Task instructions :: Pick out all lines in the listing holding the string "function" and copy them.

Listing ::
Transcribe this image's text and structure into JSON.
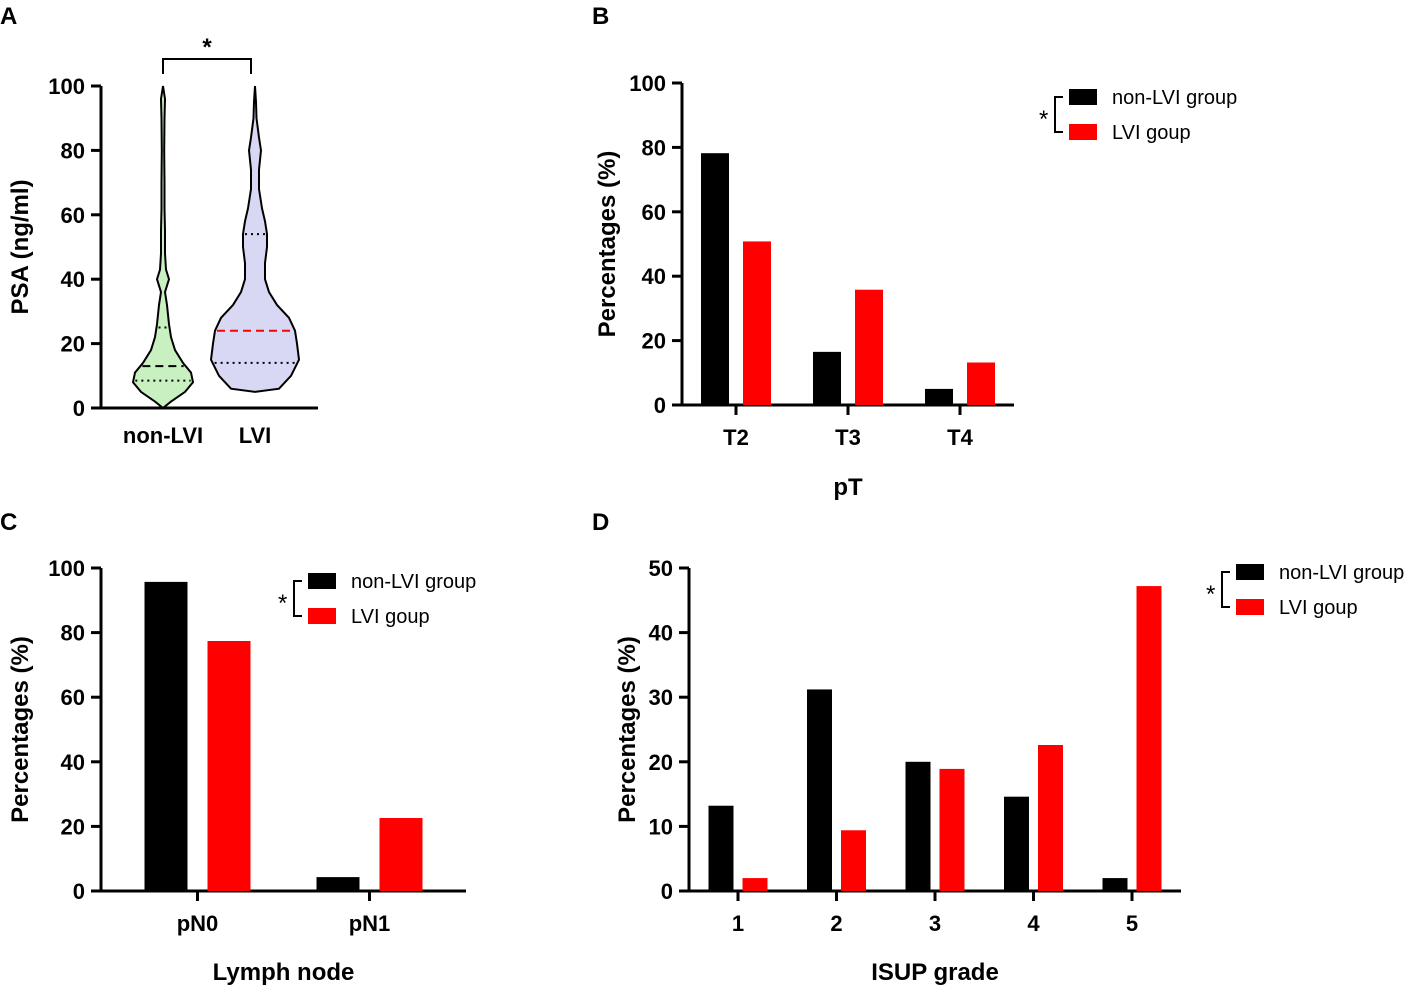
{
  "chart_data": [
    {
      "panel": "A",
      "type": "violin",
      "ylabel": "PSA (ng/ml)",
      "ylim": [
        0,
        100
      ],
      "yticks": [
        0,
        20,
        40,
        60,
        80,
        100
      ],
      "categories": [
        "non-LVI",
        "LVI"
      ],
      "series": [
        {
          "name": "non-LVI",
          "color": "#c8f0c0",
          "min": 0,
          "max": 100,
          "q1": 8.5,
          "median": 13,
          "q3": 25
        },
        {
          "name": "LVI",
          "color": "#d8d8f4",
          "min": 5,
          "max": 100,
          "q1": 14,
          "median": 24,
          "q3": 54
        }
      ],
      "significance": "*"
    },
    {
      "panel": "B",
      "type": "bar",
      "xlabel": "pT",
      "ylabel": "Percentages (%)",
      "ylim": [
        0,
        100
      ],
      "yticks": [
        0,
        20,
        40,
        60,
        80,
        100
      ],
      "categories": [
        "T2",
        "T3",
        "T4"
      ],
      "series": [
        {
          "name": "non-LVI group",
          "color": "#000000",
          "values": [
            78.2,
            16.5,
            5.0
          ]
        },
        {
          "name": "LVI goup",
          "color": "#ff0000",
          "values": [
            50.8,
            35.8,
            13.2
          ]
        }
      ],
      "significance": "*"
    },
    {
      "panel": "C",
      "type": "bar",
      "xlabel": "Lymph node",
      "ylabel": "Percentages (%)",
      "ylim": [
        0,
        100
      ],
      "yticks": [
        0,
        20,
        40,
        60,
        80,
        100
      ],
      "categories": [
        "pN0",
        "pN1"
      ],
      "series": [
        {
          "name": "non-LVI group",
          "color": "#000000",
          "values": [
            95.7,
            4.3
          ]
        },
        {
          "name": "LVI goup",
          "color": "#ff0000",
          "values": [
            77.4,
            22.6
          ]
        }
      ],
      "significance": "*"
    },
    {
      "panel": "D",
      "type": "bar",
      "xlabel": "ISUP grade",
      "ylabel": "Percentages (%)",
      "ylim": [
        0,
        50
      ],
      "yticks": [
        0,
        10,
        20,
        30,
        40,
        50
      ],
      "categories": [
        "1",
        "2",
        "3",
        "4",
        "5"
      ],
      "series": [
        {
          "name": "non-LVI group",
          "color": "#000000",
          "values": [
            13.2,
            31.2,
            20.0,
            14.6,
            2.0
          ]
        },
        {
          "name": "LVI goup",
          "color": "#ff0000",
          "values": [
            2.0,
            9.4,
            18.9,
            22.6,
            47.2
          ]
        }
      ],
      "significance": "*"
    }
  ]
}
==
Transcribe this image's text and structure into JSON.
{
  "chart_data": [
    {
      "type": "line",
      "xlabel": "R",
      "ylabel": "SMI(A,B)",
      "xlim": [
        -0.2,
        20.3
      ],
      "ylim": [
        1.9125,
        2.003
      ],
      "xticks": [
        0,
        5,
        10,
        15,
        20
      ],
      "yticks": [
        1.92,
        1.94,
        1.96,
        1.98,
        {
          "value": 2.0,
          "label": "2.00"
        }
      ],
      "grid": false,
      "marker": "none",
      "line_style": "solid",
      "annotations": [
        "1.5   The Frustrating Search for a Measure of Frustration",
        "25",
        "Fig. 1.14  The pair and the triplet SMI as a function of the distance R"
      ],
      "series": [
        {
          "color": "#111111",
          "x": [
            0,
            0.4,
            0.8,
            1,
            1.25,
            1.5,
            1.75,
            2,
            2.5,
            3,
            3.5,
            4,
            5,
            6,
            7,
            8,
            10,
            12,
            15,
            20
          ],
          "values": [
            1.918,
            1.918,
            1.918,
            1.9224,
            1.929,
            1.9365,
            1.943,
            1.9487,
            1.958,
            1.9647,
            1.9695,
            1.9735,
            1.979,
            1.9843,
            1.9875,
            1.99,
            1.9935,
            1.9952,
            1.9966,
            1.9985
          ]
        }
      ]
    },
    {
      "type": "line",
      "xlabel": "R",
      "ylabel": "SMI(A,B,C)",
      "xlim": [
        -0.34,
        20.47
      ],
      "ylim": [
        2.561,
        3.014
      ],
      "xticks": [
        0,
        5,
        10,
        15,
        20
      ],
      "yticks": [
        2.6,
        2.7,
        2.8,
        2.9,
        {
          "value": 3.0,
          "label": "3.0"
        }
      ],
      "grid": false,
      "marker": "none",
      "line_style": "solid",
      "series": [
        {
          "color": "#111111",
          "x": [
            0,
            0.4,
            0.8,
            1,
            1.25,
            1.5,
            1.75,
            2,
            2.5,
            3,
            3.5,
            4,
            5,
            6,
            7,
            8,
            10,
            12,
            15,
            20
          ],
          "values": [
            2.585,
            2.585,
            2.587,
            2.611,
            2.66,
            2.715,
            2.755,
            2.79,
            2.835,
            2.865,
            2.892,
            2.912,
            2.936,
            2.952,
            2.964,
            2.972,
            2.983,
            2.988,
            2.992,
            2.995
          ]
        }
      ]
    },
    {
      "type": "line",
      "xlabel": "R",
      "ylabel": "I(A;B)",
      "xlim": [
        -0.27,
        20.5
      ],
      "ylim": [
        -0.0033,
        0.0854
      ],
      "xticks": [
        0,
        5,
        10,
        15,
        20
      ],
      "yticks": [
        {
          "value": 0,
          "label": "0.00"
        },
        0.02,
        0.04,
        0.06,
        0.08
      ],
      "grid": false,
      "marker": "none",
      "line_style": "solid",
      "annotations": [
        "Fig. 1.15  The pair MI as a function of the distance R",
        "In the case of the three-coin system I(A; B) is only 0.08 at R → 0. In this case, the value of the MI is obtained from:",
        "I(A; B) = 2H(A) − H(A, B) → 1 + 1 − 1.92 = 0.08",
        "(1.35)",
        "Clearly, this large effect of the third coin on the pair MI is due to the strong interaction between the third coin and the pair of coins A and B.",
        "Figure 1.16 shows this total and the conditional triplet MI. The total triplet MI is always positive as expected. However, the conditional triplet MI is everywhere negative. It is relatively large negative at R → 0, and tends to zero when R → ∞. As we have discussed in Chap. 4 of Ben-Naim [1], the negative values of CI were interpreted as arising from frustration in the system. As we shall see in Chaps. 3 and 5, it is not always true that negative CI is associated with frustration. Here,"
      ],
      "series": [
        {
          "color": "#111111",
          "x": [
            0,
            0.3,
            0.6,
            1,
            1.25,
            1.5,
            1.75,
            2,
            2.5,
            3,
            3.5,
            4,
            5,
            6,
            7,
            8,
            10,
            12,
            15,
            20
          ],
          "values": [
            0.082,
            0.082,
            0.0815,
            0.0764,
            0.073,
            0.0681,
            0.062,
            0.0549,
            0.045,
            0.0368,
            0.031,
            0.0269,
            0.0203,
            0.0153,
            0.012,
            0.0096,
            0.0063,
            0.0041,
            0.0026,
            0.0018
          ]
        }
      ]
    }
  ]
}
* * *
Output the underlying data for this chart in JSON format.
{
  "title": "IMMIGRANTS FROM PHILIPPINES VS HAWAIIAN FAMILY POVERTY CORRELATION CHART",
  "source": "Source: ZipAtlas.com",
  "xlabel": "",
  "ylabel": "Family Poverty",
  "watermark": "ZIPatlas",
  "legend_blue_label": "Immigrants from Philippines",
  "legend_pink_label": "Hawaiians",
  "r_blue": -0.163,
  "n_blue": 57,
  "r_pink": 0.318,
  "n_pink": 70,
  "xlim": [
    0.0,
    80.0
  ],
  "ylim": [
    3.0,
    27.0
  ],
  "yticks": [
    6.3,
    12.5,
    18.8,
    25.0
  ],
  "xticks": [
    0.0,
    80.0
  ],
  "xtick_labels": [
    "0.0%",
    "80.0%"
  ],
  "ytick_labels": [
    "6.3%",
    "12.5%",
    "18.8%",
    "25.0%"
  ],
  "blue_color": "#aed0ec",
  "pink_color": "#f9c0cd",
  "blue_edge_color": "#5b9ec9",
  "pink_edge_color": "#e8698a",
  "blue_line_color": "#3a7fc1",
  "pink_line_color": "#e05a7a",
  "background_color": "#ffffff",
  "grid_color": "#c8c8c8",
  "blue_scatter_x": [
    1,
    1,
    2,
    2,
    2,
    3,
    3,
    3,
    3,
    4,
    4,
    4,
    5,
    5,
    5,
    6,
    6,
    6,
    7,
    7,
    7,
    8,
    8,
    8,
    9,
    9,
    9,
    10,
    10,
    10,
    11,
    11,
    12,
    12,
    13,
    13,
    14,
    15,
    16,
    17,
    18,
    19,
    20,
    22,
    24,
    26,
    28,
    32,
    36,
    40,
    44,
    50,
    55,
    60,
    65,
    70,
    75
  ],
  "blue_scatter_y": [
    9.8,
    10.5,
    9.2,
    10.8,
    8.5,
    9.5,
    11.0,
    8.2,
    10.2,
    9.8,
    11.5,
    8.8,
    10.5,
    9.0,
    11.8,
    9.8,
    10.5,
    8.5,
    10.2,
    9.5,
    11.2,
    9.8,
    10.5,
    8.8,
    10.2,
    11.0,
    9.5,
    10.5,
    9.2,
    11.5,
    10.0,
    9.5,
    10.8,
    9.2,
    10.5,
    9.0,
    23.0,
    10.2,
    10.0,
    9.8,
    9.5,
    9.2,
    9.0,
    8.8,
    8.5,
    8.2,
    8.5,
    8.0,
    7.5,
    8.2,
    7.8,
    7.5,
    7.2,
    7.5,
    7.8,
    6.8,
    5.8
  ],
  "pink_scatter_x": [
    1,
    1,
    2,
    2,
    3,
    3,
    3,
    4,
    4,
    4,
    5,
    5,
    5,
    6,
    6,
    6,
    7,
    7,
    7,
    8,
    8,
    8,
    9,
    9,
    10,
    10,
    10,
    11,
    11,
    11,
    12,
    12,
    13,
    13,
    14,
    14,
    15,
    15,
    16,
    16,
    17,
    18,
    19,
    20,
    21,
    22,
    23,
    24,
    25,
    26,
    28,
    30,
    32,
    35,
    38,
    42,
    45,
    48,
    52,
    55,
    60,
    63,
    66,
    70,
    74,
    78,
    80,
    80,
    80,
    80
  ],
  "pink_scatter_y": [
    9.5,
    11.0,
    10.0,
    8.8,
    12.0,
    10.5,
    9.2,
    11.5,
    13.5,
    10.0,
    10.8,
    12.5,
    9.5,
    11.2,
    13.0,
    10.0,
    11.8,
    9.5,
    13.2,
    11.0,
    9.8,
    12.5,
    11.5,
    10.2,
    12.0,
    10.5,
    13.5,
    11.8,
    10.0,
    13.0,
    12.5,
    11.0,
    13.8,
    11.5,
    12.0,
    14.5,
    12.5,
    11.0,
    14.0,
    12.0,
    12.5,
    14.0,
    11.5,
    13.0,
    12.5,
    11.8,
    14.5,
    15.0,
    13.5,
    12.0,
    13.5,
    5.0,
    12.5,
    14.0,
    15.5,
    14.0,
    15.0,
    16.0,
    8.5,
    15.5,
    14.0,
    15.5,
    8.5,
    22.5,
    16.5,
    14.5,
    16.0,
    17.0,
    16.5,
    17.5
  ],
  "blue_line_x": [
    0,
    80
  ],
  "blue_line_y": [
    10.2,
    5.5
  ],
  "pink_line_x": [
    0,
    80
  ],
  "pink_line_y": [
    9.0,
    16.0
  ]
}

Result ::
        "Fig. 1.14  The pair and the triplet SMI as a function of the distance R"
        "Fig. 1.15  The pair MI as a function of the distance R",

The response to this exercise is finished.